» **BRIEF**
Copy the data that follows exactly. Include no pictures.

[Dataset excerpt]
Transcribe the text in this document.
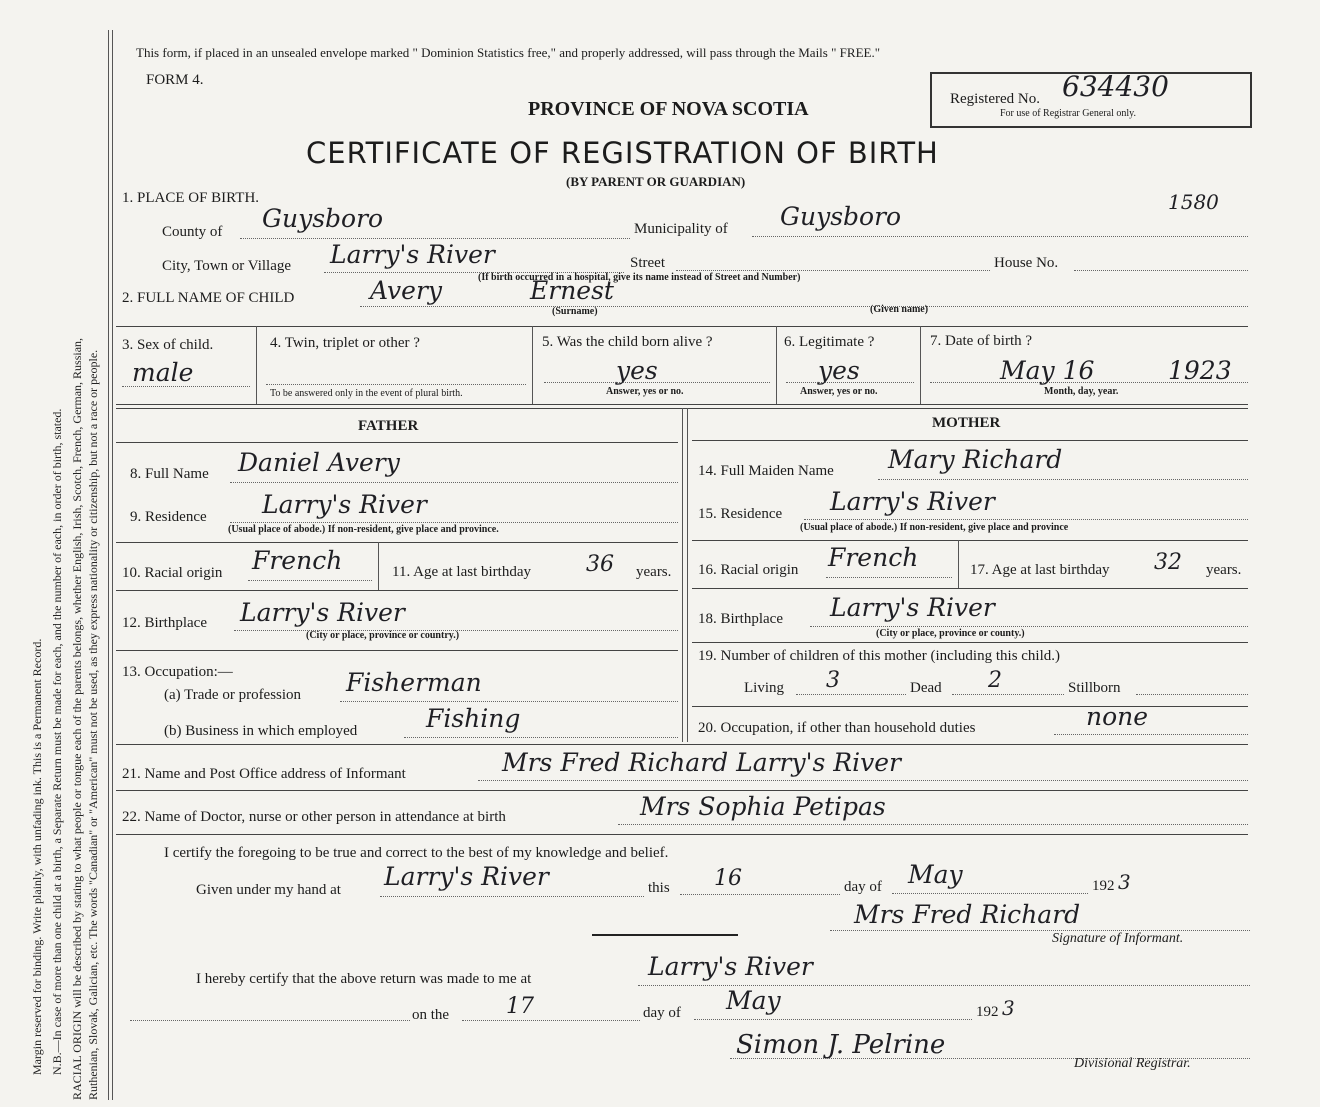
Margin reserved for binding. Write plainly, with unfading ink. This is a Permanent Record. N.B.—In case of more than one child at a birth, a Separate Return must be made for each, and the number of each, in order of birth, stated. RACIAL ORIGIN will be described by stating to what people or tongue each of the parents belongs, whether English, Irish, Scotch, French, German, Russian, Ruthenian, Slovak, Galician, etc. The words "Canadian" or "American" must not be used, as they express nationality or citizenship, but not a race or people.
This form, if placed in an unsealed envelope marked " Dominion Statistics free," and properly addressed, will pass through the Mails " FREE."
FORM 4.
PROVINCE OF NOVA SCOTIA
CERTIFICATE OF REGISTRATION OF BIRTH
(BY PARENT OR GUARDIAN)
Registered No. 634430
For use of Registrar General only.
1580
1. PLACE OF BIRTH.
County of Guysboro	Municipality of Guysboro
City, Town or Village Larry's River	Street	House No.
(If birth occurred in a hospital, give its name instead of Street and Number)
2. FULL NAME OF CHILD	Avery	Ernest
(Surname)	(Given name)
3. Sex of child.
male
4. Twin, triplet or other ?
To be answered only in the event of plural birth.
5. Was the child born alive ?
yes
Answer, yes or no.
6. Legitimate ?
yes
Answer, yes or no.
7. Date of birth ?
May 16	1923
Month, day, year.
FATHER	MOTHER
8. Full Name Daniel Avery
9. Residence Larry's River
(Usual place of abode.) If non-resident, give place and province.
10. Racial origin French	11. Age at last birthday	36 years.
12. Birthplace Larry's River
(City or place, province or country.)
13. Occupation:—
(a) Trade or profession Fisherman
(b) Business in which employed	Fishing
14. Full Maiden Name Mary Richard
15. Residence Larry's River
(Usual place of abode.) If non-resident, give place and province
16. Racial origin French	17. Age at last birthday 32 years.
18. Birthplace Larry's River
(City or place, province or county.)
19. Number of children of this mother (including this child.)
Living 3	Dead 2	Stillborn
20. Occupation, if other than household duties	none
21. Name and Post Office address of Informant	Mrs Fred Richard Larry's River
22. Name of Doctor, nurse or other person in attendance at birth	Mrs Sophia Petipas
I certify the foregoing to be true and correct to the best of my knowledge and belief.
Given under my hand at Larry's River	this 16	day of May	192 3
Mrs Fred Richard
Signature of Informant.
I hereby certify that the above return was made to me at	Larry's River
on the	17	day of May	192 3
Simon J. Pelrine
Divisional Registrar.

» **WRITTEN REPLY**
Transcribe the text in this document.
Margin reserved for binding. Write plainly, with unfading ink. This is a Permanent Record. N.B.—In case of more than one child at a birth, a Separate Return must be made for each, and the number of each, in order of birth, stated. RACIAL ORIGIN will be described by stating to what people or tongue each of the parents belongs, whether English, Irish, Scotch, French, German, Russian, Ruthenian, Slovak, Galician, etc. The words "Canadian" or "American" must not be used, as they express nationality or citizenship, but not a race or people.
This form, if placed in an unsealed envelope marked " Dominion Statistics free," and properly addressed, will pass through the Mails " FREE."
FORM 4.
PROVINCE OF NOVA SCOTIA
CERTIFICATE OF REGISTRATION OF BIRTH
(BY PARENT OR GUARDIAN)
Registered No. 634430
For use of Registrar General only.
1580
1. PLACE OF BIRTH.
County of Guysboro	Municipality of Guysboro
City, Town or Village Larry's River	Street	House No.
(If birth occurred in a hospital, give its name instead of Street and Number)
2. FULL NAME OF CHILD	Avery	Ernest
(Surname)	(Given name)
3. Sex of child.
male
4. Twin, triplet or other ?
To be answered only in the event of plural birth.
5. Was the child born alive ?
yes
Answer, yes or no.
6. Legitimate ?
yes
Answer, yes or no.
7. Date of birth ?
May 16	1923
Month, day, year.
FATHER	MOTHER
8. Full Name Daniel Avery
9. Residence Larry's River
(Usual place of abode.) If non-resident, give place and province.
10. Racial origin French	11. Age at last birthday	36 years.
12. Birthplace Larry's River
(City or place, province or country.)
13. Occupation:—
(a) Trade or profession Fisherman
(b) Business in which employed	Fishing
14. Full Maiden Name Mary Richard
15. Residence Larry's River
(Usual place of abode.) If non-resident, give place and province
16. Racial origin French	17. Age at last birthday 32 years.
18. Birthplace Larry's River
(City or place, province or county.)
19. Number of children of this mother (including this child.)
Living 3	Dead 2	Stillborn
20. Occupation, if other than household duties	none
21. Name and Post Office address of Informant	Mrs Fred Richard Larry's River
22. Name of Doctor, nurse or other person in attendance at birth	Mrs Sophia Petipas
I certify the foregoing to be true and correct to the best of my knowledge and belief.
Given under my hand at Larry's River	this 16	day of May	192 3
Mrs Fred Richard
Signature of Informant.
I hereby certify that the above return was made to me at	Larry's River
on the	17	day of May	192 3
Simon J. Pelrine
Divisional Registrar.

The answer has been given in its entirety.